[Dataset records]

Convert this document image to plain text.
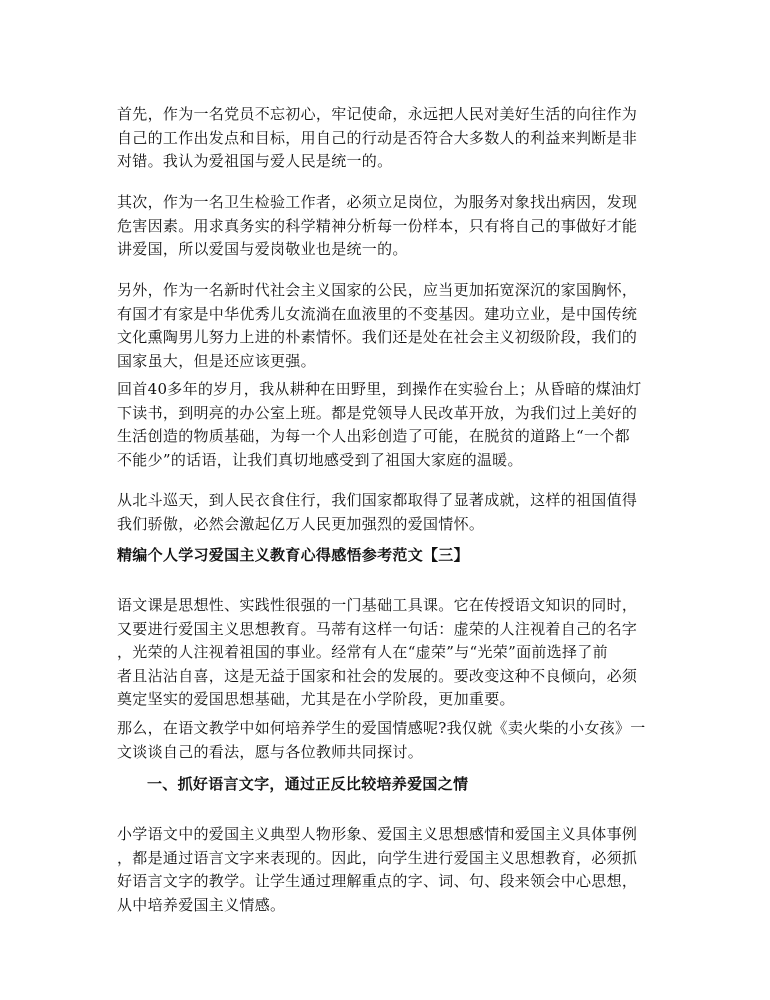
首先，作为一名党员不忘初心，牢记使命，永远把人民对美好生活的向往作为
自己的工作出发点和目标，用自己的行动是否符合大多数人的利益来判断是非
对错。我认为爱祖国与爱人民是统一的。

其次，作为一名卫生检验工作者，必须立足岗位，为服务对象找出病因，发现
危害因素。用求真务实的科学精神分析每一份样本，只有将自己的事做好才能
讲爱国，所以爱国与爱岗敬业也是统一的。

另外，作为一名新时代社会主义国家的公民，应当更加拓宽深沉的家国胸怀，
有国才有家是中华优秀儿女流淌在血液里的不变基因。建功立业，是中国传统
文化熏陶男儿努力上进的朴素情怀。我们还是处在社会主义初级阶段，我们的
国家虽大，但是还应该更强。

回首40多年的岁月，我从耕种在田野里，到操作在实验台上；从昏暗的煤油灯
下读书，到明亮的办公室上班。都是党领导人民改革开放，为我们过上美好的
生活创造的物质基础，为每一个人出彩创造了可能，在脱贫的道路上“一个都
不能少”的话语，让我们真切地感受到了祖国大家庭的温暖。

从北斗巡天，到人民衣食住行，我们国家都取得了显著成就，这样的祖国值得
我们骄傲，必然会激起亿万人民更加强烈的爱国情怀。

精编个人学习爱国主义教育心得感悟参考范文【三】

语文课是思想性、实践性很强的一门基础工具课。它在传授语文知识的同时，
又要进行爱国主义思想教育。马蒂有这样一句话：虚荣的人注视着自己的名字
，光荣的人注视着祖国的事业。经常有人在“虚荣”与“光荣”面前选择了前
者且沾沾自喜，这是无益于国家和社会的发展的。要改变这种不良倾向，必须
奠定坚实的爱国思想基础，尤其是在小学阶段，更加重要。

那么，在语文教学中如何培养学生的爱国情感呢?我仅就《卖火柴的小女孩》一
文谈谈自己的看法，愿与各位教师共同探讨。

一、抓好语言文字，通过正反比较培养爱国之情

小学语文中的爱国主义典型人物形象、爱国主义思想感情和爱国主义具体事例
，都是通过语言文字来表现的。因此，向学生进行爱国主义思想教育，必须抓
好语言文字的教学。让学生通过理解重点的字、词、句、段来领会中心思想，
从中培养爱国主义情感。
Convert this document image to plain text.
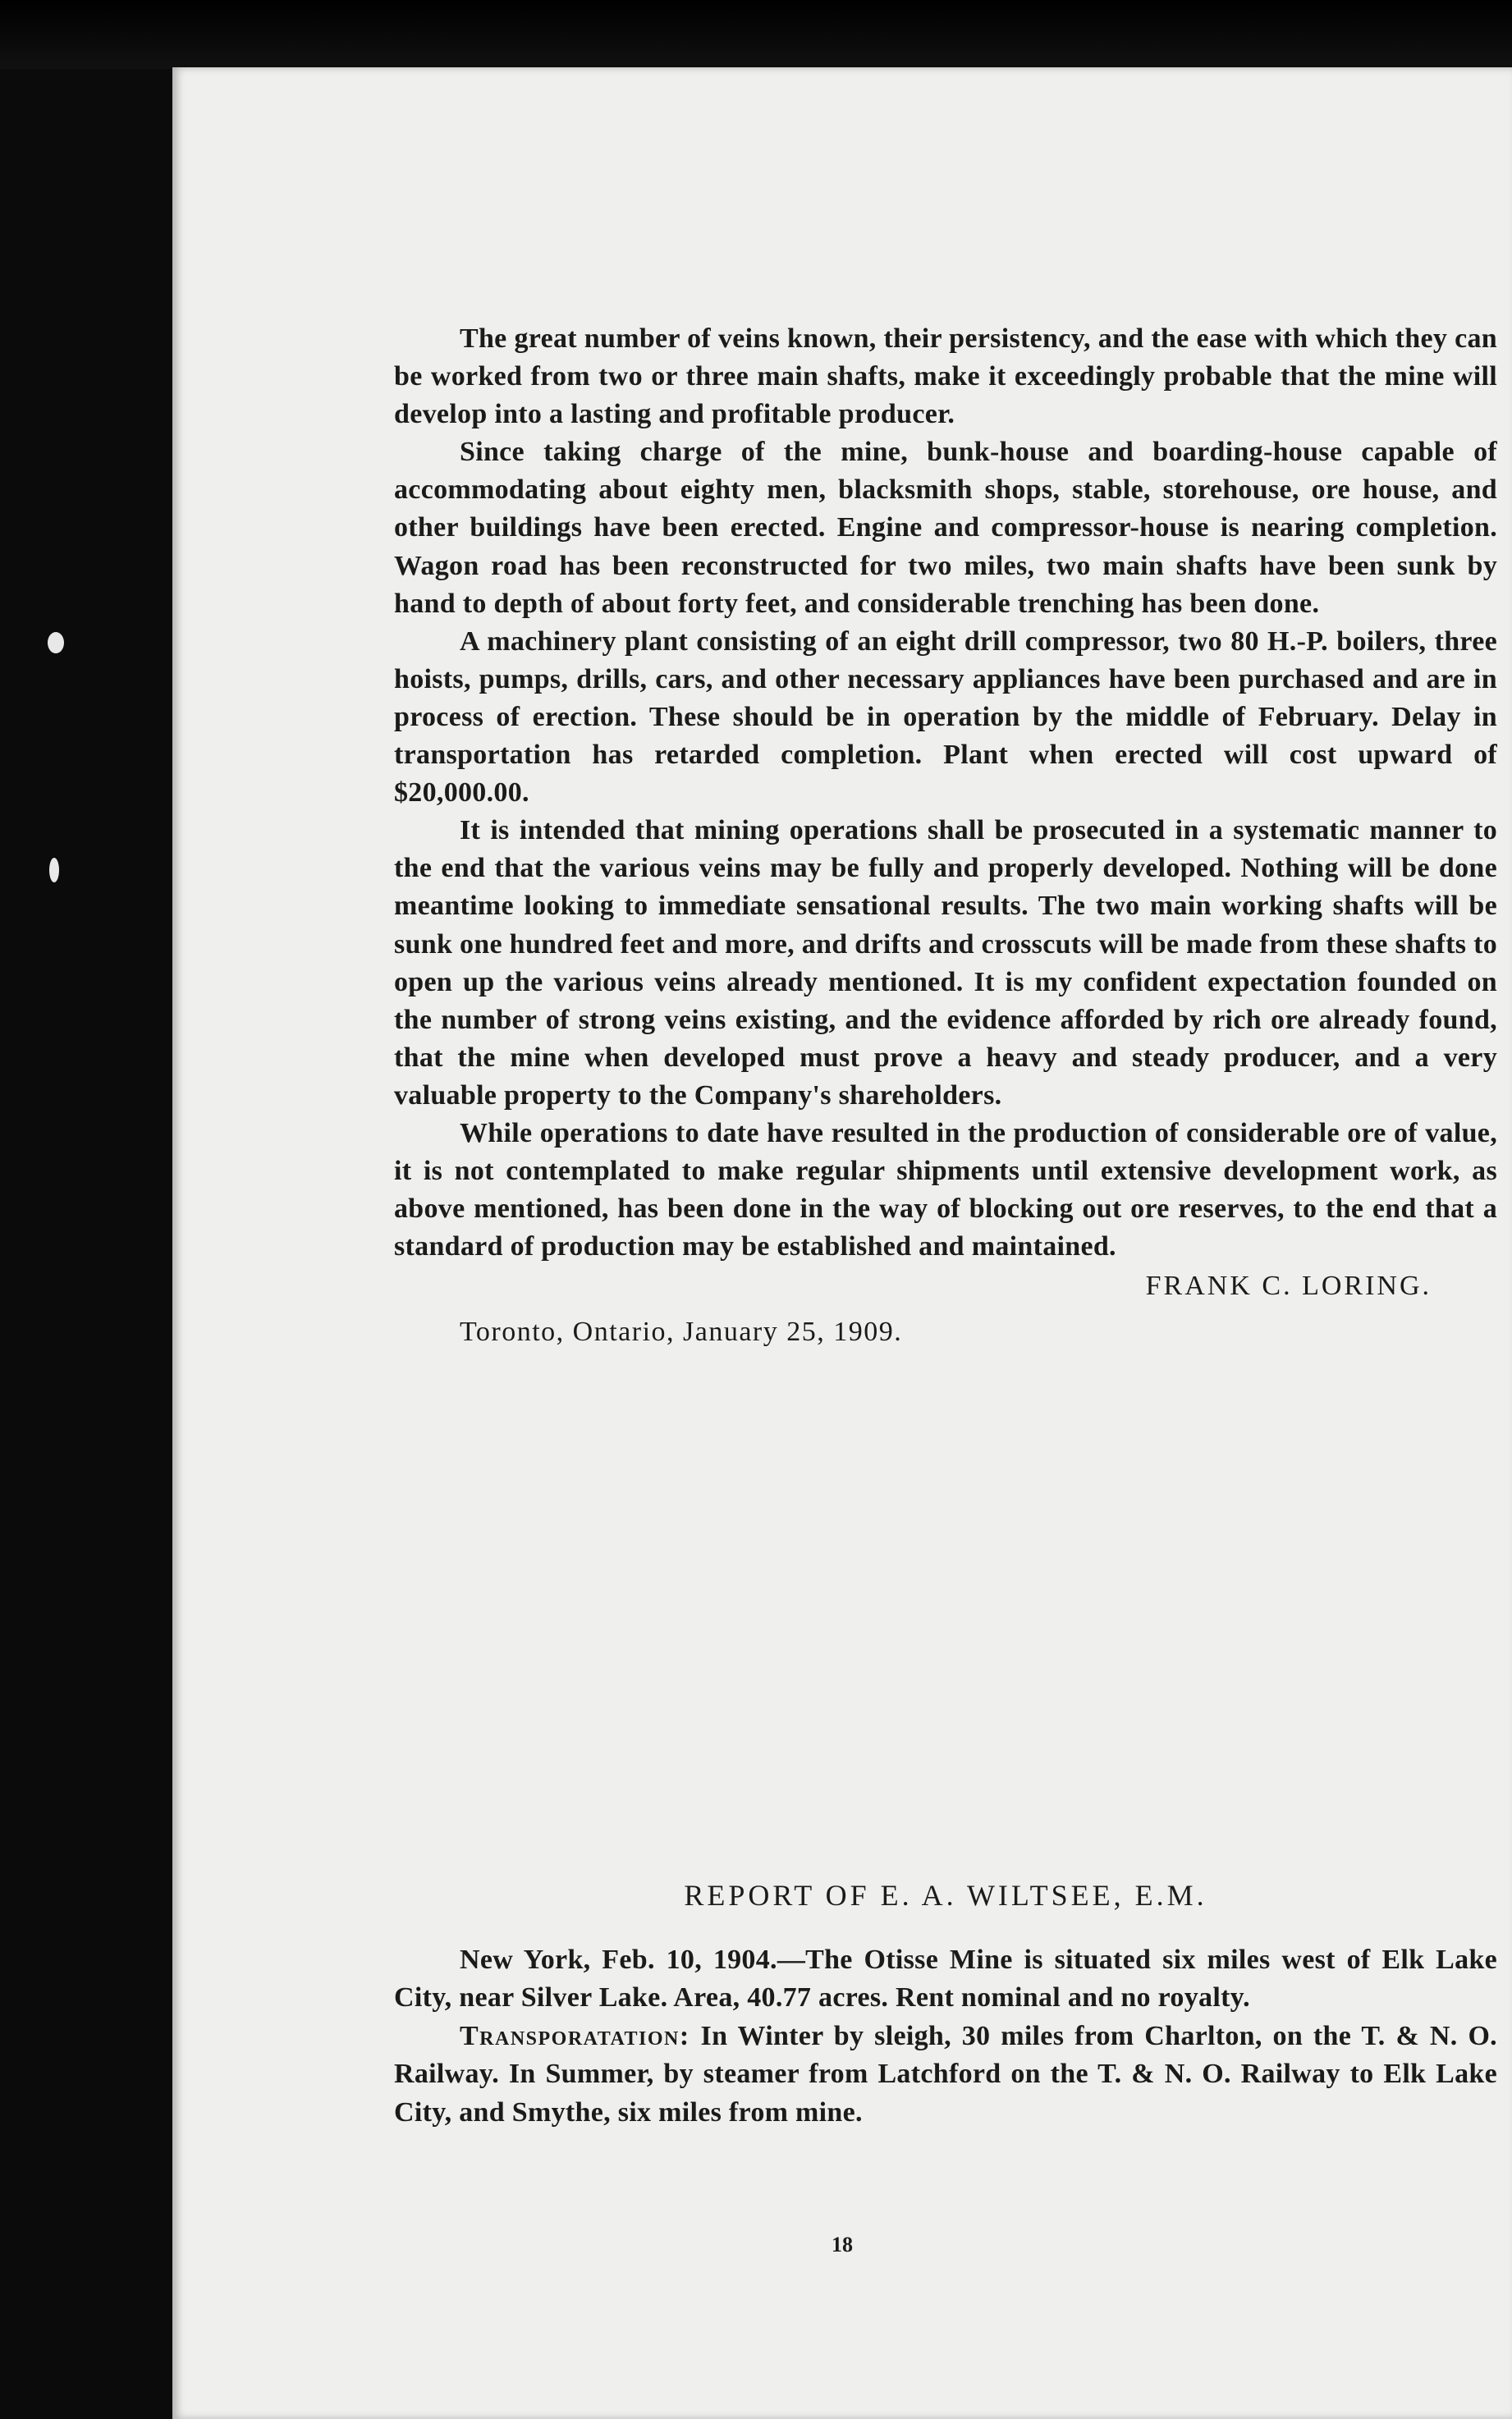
The great number of veins known, their persistency, and the ease with which they can be worked from two or three main shafts, make it exceedingly probable that the mine will develop into a lasting and profitable producer.

Since taking charge of the mine, bunk-house and boarding-house capable of accommodating about eighty men, blacksmith shops, stable, storehouse, ore house, and other buildings have been erected. Engine and compressor-house is nearing completion. Wagon road has been reconstructed for two miles, two main shafts have been sunk by hand to depth of about forty feet, and considerable trenching has been done.

A machinery plant consisting of an eight drill compressor, two 80 H.-P. boilers, three hoists, pumps, drills, cars, and other necessary appliances have been purchased and are in process of erection. These should be in operation by the middle of February. Delay in transportation has retarded completion. Plant when erected will cost upward of $20,000.00.

It is intended that mining operations shall be prosecuted in a systematic manner to the end that the various veins may be fully and properly developed. Nothing will be done meantime looking to immediate sensational results. The two main working shafts will be sunk one hundred feet and more, and drifts and crosscuts will be made from these shafts to open up the various veins already mentioned. It is my confident expectation founded on the number of strong veins existing, and the evidence afforded by rich ore already found, that the mine when developed must prove a heavy and steady producer, and a very valuable property to the Company's shareholders.

While operations to date have resulted in the production of considerable ore of value, it is not contemplated to make regular shipments until extensive development work, as above mentioned, has been done in the way of blocking out ore reserves, to the end that a standard of production may be established and maintained.

FRANK C. LORING.

Toronto, Ontario, January 25, 1909.

REPORT OF E. A. WILTSEE, E.M.

New York, Feb. 10, 1904.—The Otisse Mine is situated six miles west of Elk Lake City, near Silver Lake. Area, 40.77 acres. Rent nominal and no royalty.

Transporatation: In Winter by sleigh, 30 miles from Charlton, on the T. & N. O. Railway. In Summer, by steamer from Latchford on the T. & N. O. Railway to Elk Lake City, and Smythe, six miles from mine.

18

:: Stated exercise ::
Tally up the lines holding the word "City" in the data above, and answer with that figure only.

:: Answer for the task ::
2